WHAT IS NEEDED =
Repeat, line for line, the entries printed below.

# start of MATERIAL SHOWN

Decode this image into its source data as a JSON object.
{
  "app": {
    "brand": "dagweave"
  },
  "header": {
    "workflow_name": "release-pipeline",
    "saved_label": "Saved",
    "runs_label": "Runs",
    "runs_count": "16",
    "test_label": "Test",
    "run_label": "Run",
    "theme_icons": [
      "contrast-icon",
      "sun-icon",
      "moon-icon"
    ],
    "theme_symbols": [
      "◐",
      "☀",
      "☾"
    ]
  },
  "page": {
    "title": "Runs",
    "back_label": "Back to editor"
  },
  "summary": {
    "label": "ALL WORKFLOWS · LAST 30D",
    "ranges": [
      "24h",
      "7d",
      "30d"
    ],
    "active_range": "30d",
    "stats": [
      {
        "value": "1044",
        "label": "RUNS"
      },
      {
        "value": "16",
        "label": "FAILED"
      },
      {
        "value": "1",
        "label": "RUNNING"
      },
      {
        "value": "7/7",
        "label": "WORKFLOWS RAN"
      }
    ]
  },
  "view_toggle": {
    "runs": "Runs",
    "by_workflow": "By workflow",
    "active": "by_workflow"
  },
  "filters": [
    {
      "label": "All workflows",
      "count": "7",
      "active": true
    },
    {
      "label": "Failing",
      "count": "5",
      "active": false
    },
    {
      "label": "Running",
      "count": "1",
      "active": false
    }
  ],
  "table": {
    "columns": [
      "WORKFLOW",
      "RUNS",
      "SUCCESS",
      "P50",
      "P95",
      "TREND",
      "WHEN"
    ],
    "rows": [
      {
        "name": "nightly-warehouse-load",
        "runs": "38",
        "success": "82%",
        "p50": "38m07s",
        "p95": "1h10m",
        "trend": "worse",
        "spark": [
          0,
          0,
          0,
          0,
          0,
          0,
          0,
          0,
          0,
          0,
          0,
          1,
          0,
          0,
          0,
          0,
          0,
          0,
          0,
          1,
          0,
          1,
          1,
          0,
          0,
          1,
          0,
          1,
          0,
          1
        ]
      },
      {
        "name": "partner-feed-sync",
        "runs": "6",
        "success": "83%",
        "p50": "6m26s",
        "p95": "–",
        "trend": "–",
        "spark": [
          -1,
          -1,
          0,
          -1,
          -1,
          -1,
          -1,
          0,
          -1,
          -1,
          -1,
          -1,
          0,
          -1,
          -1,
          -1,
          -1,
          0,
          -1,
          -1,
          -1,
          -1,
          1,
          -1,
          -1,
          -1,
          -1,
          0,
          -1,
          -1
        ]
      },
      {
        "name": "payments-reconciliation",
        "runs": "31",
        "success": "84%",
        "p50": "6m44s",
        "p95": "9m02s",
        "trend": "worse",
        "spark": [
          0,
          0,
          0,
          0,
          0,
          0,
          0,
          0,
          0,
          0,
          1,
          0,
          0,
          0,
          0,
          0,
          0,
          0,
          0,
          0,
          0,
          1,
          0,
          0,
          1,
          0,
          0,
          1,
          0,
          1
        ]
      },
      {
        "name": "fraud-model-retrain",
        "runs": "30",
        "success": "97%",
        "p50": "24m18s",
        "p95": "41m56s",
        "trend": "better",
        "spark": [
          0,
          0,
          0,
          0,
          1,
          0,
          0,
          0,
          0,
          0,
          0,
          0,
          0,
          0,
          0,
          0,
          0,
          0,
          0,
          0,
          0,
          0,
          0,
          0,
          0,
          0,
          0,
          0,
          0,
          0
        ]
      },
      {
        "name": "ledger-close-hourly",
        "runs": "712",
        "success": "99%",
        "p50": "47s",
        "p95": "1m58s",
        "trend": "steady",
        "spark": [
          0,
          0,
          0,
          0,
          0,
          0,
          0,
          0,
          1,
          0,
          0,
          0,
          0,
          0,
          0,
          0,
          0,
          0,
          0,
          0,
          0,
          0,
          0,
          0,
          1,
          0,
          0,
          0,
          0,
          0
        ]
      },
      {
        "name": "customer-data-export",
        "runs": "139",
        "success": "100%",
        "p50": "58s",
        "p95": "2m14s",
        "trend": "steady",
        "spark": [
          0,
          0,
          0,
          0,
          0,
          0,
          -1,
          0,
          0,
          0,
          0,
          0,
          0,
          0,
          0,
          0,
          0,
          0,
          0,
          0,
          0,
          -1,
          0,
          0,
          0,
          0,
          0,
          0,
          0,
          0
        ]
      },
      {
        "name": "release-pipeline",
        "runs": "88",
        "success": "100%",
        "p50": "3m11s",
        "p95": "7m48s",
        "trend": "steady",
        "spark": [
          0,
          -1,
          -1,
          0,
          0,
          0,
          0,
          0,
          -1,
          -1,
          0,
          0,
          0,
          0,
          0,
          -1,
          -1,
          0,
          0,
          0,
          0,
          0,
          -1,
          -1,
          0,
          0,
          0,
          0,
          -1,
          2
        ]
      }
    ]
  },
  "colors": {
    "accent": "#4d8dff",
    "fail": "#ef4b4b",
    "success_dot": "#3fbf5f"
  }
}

# end of MATERIAL SHOWN

COMPLETED TASK =
Decode this image into its source data as a JSON object.
{
  "app": {
    "brand": "dagweave"
  },
  "header": {
    "workflow_name": "release-pipeline",
    "saved_label": "Saved",
    "runs_label": "Runs",
    "runs_count": "16",
    "test_label": "Test",
    "run_label": "Run",
    "theme_icons": [
      "contrast-icon",
      "sun-icon",
      "moon-icon"
    ],
    "theme_symbols": [
      "◐",
      "☀",
      "☾"
    ]
  },
  "page": {
    "title": "Runs",
    "back_label": "Back to editor"
  },
  "summary": {
    "label": "ALL WORKFLOWS · LAST 30D",
    "ranges": [
      "24h",
      "7d",
      "30d"
    ],
    "active_range": "30d",
    "stats": [
      {
        "value": "1044",
        "label": "RUNS"
      },
      {
        "value": "16",
        "label": "FAILED"
      },
      {
        "value": "1",
        "label": "RUNNING"
      },
      {
        "value": "7/7",
        "label": "WORKFLOWS RAN"
      }
    ]
  },
  "view_toggle": {
    "runs": "Runs",
    "by_workflow": "By workflow",
    "active": "by_workflow"
  },
  "filters": [
    {
      "label": "All workflows",
      "count": "7",
      "active": true
    },
    {
      "label": "Failing",
      "count": "5",
      "active": false
    },
    {
      "label": "Running",
      "count": "1",
      "active": false
    }
  ],
  "table": {
    "columns": [
      "WORKFLOW",
      "RUNS",
      "SUCCESS",
      "P50",
      "P95",
      "TREND",
      "WHEN"
    ],
    "rows": [
      {
        "name": "nightly-warehouse-load",
        "runs": "38",
        "success": "82%",
        "p50": "38m07s",
        "p95": "1h10m",
        "trend": "worse",
        "spark": [
          0,
          0,
          0,
          0,
          0,
          0,
          0,
          0,
          0,
          0,
          0,
          1,
          0,
          0,
          0,
          0,
          0,
          0,
          0,
          1,
          0,
          1,
          1,
          0,
          0,
          1,
          0,
          1,
          0,
          1
        ]
      },
      {
        "name": "partner-feed-sync",
        "runs": "6",
        "success": "83%",
        "p50": "6m26s",
        "p95": "–",
        "trend": "–",
        "spark": [
          -1,
          -1,
          0,
          -1,
          -1,
          -1,
          -1,
          0,
          -1,
          -1,
          -1,
          -1,
          0,
          -1,
          -1,
          -1,
          -1,
          0,
          -1,
          -1,
          -1,
          -1,
          1,
          -1,
          -1,
          -1,
          -1,
          0,
          -1,
          -1
        ]
      },
      {
        "name": "payments-reconciliation",
        "runs": "31",
        "success": "84%",
        "p50": "6m44s",
        "p95": "9m02s",
        "trend": "worse",
        "spark": [
          0,
          0,
          0,
          0,
          0,
          0,
          0,
          0,
          0,
          0,
          1,
          0,
          0,
          0,
          0,
          0,
          0,
          0,
          0,
          0,
          0,
          1,
          0,
          0,
          1,
          0,
          0,
          1,
          0,
          1
        ]
      },
      {
        "name": "fraud-model-retrain",
        "runs": "30",
        "success": "97%",
        "p50": "24m18s",
        "p95": "41m56s",
        "trend": "better",
        "spark": [
          0,
          0,
          0,
          0,
          1,
          0,
          0,
          0,
          0,
          0,
          0,
          0,
          0,
          0,
          0,
          0,
          0,
          0,
          0,
          0,
          0,
          0,
          0,
          0,
          0,
          0,
          0,
          0,
          0,
          0
        ]
      },
      {
        "name": "ledger-close-hourly",
        "runs": "712",
        "success": "99%",
        "p50": "47s",
        "p95": "1m58s",
        "trend": "steady",
        "spark": [
          0,
          0,
          0,
          0,
          0,
          0,
          0,
          0,
          1,
          0,
          0,
          0,
          0,
          0,
          0,
          0,
          0,
          0,
          0,
          0,
          0,
          0,
          0,
          0,
          1,
          0,
          0,
          0,
          0,
          0
        ]
      },
      {
        "name": "customer-data-export",
        "runs": "139",
        "success": "100%",
        "p50": "58s",
        "p95": "2m14s",
        "trend": "steady",
        "spark": [
          0,
          0,
          0,
          0,
          0,
          0,
          -1,
          0,
          0,
          0,
          0,
          0,
          0,
          0,
          0,
          0,
          0,
          0,
          0,
          0,
          0,
          -1,
          0,
          0,
          0,
          0,
          0,
          0,
          0,
          0
        ]
      },
      {
        "name": "release-pipeline",
        "runs": "88",
        "success": "100%",
        "p50": "3m11s",
        "p95": "7m48s",
        "trend": "steady",
        "spark": [
          0,
          -1,
          -1,
          0,
          0,
          0,
          0,
          0,
          -1,
          -1,
          0,
          0,
          0,
          0,
          0,
          -1,
          -1,
          0,
          0,
          0,
          0,
          0,
          -1,
          -1,
          0,
          0,
          0,
          0,
          -1,
          2
        ]
      }
    ]
  },
  "colors": {
    "accent": "#4d8dff",
    "fail": "#ef4b4b",
    "success_dot": "#3fbf5f"
  }
}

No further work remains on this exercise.